* Stated problem:
Check the listing below for lines that hold "image". How many are there? Please give only the number.

* Data to process:

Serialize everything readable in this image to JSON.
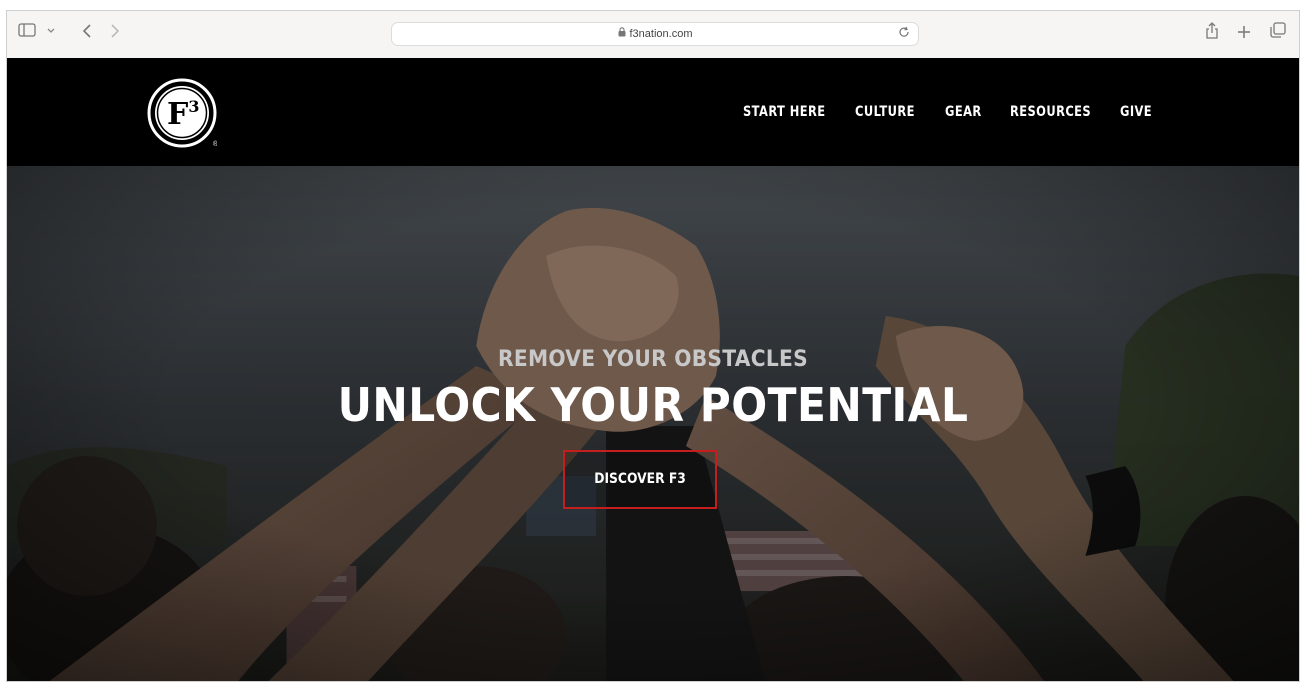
{
  "browser": {
    "url": "f3nation.com",
    "icons": [
      "sidebar-icon",
      "chevron-down-icon",
      "back-icon",
      "forward-icon",
      "lock-icon",
      "reload-icon",
      "share-icon",
      "plus-icon",
      "tabs-overview-icon"
    ]
  },
  "site": {
    "logo_text": "F3",
    "logo_sup": "3",
    "registered": "®",
    "nav": [
      {
        "label": "START HERE"
      },
      {
        "label": "CULTURE"
      },
      {
        "label": "GEAR"
      },
      {
        "label": "RESOURCES"
      },
      {
        "label": "GIVE"
      }
    ]
  },
  "hero": {
    "subtitle": "REMOVE YOUR OBSTACLES",
    "title": "UNLOCK YOUR POTENTIAL",
    "cta_label": "DISCOVER F3",
    "cta_border_color": "#c41e1e"
  },
  "colors": {
    "header_bg": "#000000",
    "toolbar_bg": "#f6f5f4"
  }
}
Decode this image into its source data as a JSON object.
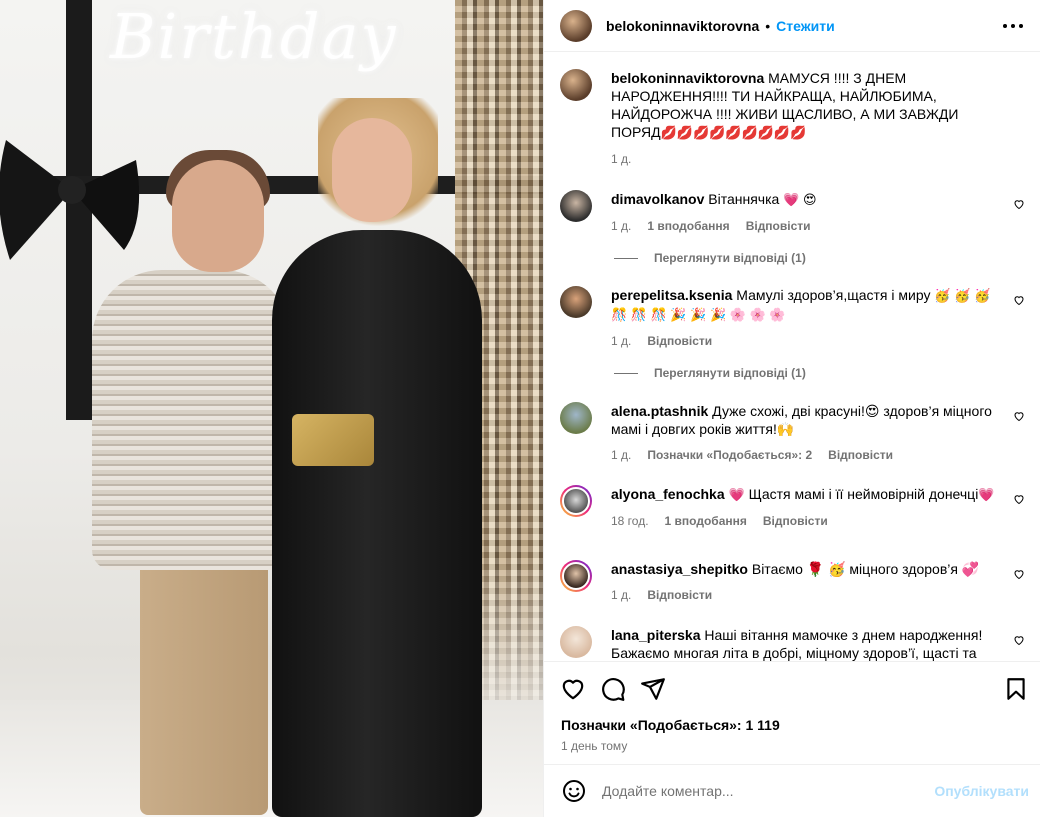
{
  "photo": {
    "neon_text": "Birthday"
  },
  "header": {
    "username": "belokoninnaviktorovna",
    "separator": "•",
    "follow_label": "Стежити",
    "more_icon": "more-horizontal-icon"
  },
  "caption": {
    "username": "belokoninnaviktorovna",
    "text": "МАМУСЯ !!!! З ДНЕМ НАРОДЖЕННЯ!!!! ТИ НАЙКРАЩА, НАЙЛЮБИМА, НАЙДОРОЖЧА !!!! ЖИВИ ЩАСЛИВО, А МИ ЗАВЖДИ ПОРЯД",
    "emoji": "💋💋💋💋💋💋💋💋💋",
    "time": "1 д."
  },
  "comments": [
    {
      "username": "dimavolkanov",
      "text": "Вітаннячка",
      "emoji": "💗 😍",
      "time": "1 д.",
      "likes": "1 вподобання",
      "reply": "Відповісти",
      "view_replies": "Переглянути відповіді (1)"
    },
    {
      "username": "perepelitsa.ksenia",
      "text": "Мамулі здоров’я,щастя і миру",
      "emoji": "🥳 🥳 🥳 🎊 🎊 🎊 🎉 🎉 🎉 🌸 🌸 🌸",
      "time": "1 д.",
      "reply": "Відповісти",
      "view_replies": "Переглянути відповіді (1)"
    },
    {
      "username": "alena.ptashnik",
      "text": "Дуже схожі, дві красуні!😍 здоров’я міцного мамі і довгих років життя!🙌",
      "time": "1 д.",
      "likes": "Позначки «Подобається»: 2",
      "reply": "Відповісти"
    },
    {
      "username": "alyona_fenochka",
      "text": "Щастя мамі і її неймовірній донечці",
      "emoji_before": "💗",
      "emoji": "💗",
      "time": "18 год.",
      "likes": "1 вподобання",
      "reply": "Відповісти"
    },
    {
      "username": "anastasiya_shepitko",
      "text": "Вітаємо 🌹 🥳 міцного здоров’я 💞",
      "time": "1 д.",
      "reply": "Відповісти"
    },
    {
      "username": "lana_piterska",
      "text": "Наші вітання мамочке з днем народження! Бажаємо многая літа в добрі, міцному здоров’ї, щасті та мирі!",
      "emoji": "💗 😍"
    }
  ],
  "actions": {
    "like_icon": "heart-icon",
    "comment_icon": "comment-icon",
    "share_icon": "send-icon",
    "save_icon": "bookmark-icon"
  },
  "likes_label": "Позначки «Подобається»: 1 119",
  "posted_time": "1 день тому",
  "composer": {
    "placeholder": "Додайте коментар...",
    "post_label": "Опублікувати",
    "emoji_icon": "smiley-icon"
  },
  "colors": {
    "accent": "#0095f6",
    "post_disabled": "#b2dffc",
    "muted": "#737373"
  }
}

* Finished task:
2